- _Your task_: Provide an exact reproduction of every entry.

- _Supplied material_:
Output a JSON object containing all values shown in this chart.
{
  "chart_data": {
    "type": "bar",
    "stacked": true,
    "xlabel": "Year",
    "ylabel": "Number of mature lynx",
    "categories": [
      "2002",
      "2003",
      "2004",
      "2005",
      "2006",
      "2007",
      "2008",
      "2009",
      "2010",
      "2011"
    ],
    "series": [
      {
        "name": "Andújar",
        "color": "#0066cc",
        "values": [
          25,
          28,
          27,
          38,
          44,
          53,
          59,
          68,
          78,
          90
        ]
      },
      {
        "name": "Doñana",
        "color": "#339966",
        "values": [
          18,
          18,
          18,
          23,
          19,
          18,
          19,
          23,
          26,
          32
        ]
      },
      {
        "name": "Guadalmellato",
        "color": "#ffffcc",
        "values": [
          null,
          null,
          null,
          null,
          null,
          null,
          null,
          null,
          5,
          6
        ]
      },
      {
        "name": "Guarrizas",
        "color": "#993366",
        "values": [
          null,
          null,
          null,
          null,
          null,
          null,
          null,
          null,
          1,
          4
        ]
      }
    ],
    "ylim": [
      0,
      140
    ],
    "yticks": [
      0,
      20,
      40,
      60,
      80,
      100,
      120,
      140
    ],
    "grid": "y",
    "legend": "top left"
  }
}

- _Result below_:
Output a JSON object containing all values shown in this chart.
{
  "chart_data": {
    "type": "bar",
    "stacked": true,
    "xlabel": "Year",
    "ylabel": "Number of mature lynx",
    "categories": [
      "2002",
      "2003",
      "2004",
      "2005",
      "2006",
      "2007",
      "2008",
      "2009",
      "2010",
      "2011"
    ],
    "series": [
      {
        "name": "Andújar",
        "color": "#0066cc",
        "values": [
          25,
          28,
          27,
          38,
          44,
          53,
          59,
          68,
          78,
          90
        ]
      },
      {
        "name": "Doñana",
        "color": "#339966",
        "values": [
          18,
          18,
          18,
          23,
          19,
          18,
          19,
          23,
          26,
          32
        ]
      },
      {
        "name": "Guadalmellato",
        "color": "#ffffcc",
        "values": [
          null,
          null,
          null,
          null,
          null,
          null,
          null,
          null,
          5,
          6
        ]
      },
      {
        "name": "Guarrizas",
        "color": "#993366",
        "values": [
          null,
          null,
          null,
          null,
          null,
          null,
          null,
          null,
          1,
          4
        ]
      }
    ],
    "ylim": [
      0,
      140
    ],
    "yticks": [
      0,
      20,
      40,
      60,
      80,
      100,
      120,
      140
    ],
    "grid": "y",
    "legend": "top left"
  }
}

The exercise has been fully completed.